Work to do:
1: In the review of Wild Like Children, what instrument slows the pace at the start of "Let It Rain"?
2: Resume the review of Wild Like Children, picking up after its final sentence.

And that’s just the beginning. Wild Like Children combines the talents of three pretty girls and two prettier boys worth obsessing over with the innocence, bullshit and folly of youth in perfect harmony. The result is uncharacteristically intelligent and undeniably adorable pop that is somehow chirpy and warm without lapsing into unforgivably annoying. That’s quite an accomplishment, considering that it reads like a junior high diary and carries sugar-coated melodies like an emo Sharon, Lois and Bram or The Mamas and the Papas, if only Mama Cass had sung about heavy petting, broken curfews and teenage drunkenness while clopping around in shiny shoes.

The greatest proof of this is “Nights of the Living Dead,” a song that breaks down like a confession to my 10th grade counselor, Mrs. Wallace. “Oh the high school kids they’re all fucked up / Touching each other, oh my God / Yeah and forty ounces was never enough / We want to pass out in your yard,” the band sings in unison amidst a manic barrage of heels, bells and tambourines. It continues into a night of Atlanta prostitutes, wine and boredom before the moaning cello of “Let It Rain” mellows the pace into something near-Belle and Sebastian-y. Likewise, “I Always Knew” is gentle and delicate, a young girl’s good riddance poetry to the boy she thought she would love forever. Of course though, the best of these is the mournful, never-surrender ballad “You and I Misbehaving,” the least kittenish piece on the record. Layered with trumpets and pounding pianos, Tilly sticks it and begs you to listen for the “oddball singing” whenever The Man tries to set limits of black and white.

Data entries:

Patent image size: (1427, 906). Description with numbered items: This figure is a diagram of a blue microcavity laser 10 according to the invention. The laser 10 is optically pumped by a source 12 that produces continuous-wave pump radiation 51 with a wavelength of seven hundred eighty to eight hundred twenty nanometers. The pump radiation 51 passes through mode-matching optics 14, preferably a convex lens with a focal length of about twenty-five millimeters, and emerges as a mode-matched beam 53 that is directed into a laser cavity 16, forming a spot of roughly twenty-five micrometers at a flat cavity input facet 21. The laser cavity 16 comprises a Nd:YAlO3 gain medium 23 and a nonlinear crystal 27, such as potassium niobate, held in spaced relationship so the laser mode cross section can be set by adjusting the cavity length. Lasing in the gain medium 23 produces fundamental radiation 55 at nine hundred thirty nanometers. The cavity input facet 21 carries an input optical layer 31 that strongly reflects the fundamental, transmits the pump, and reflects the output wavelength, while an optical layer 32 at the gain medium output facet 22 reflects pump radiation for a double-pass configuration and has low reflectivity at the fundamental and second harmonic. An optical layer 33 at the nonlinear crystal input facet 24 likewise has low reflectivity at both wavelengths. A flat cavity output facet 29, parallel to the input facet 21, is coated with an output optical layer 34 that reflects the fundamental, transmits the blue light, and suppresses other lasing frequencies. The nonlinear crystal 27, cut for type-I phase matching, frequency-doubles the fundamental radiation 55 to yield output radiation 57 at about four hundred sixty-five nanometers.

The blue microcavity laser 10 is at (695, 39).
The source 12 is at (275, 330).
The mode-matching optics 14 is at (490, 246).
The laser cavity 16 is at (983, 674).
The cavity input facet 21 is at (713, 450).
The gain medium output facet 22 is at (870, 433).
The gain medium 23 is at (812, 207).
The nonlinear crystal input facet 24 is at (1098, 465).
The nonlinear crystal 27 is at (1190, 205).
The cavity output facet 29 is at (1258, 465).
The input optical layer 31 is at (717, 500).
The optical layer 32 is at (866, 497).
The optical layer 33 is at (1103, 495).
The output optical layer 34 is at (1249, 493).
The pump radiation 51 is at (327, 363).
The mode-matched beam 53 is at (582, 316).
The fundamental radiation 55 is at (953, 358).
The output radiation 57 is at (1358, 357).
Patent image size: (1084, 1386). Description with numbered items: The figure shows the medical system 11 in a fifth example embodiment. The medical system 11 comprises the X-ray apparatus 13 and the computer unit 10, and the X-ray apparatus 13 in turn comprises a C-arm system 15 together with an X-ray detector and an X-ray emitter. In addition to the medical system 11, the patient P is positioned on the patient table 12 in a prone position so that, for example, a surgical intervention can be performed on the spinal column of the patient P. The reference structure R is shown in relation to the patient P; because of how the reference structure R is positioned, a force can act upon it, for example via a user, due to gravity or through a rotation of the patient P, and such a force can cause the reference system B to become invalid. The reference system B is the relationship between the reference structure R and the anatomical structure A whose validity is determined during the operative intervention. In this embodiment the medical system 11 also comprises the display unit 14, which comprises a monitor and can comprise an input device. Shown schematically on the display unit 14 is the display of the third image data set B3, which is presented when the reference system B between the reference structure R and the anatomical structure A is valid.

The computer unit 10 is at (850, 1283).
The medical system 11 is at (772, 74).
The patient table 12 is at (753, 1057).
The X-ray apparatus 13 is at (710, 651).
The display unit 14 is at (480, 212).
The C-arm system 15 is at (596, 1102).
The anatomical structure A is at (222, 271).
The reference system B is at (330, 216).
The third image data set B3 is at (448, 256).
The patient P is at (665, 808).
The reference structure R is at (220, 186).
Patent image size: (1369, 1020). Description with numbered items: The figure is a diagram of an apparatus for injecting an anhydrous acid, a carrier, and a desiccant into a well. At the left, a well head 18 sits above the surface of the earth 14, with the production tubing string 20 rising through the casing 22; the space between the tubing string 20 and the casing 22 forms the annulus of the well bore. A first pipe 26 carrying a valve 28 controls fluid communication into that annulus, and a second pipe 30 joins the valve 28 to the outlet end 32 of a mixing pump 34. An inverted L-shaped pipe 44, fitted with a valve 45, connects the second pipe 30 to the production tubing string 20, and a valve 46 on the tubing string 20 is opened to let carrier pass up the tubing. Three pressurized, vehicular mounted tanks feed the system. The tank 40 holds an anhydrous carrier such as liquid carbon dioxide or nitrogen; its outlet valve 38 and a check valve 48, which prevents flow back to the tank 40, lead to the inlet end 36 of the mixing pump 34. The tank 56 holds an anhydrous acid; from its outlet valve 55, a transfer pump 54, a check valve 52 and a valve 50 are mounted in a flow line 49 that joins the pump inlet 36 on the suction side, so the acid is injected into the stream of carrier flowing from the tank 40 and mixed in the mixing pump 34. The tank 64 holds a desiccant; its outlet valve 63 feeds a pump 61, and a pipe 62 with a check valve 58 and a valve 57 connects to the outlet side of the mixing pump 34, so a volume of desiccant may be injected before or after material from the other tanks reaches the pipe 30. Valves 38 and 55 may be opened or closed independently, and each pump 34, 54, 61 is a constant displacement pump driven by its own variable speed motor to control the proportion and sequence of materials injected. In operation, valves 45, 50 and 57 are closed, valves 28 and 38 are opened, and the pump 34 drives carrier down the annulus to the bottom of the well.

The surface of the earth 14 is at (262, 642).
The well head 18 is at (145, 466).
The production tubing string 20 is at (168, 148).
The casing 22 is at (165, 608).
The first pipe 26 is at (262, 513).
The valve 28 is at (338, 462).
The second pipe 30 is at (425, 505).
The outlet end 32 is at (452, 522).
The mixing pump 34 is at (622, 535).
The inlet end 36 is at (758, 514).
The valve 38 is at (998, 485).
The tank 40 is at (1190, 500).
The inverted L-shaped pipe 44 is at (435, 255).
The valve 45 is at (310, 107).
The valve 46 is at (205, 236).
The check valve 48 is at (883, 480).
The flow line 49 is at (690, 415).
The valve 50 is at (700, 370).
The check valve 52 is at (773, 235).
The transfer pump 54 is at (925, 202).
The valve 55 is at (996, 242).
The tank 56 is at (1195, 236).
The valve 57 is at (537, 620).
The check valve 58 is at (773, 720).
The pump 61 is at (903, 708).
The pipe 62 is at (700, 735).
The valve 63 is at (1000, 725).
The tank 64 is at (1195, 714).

Solved problems:
1: A moaning cello.

2:
The final track, “The Ice Storm, Big Gust, and You” perfects Tilly’s campfire sing-along genius. “We will sing pretty songs about love, and we will fight if that’s what it takes, and we won’t back down … We will dance to no music at all. We will do what it takes to get through to you,” they sing.

I couldn’t ask these kids for more.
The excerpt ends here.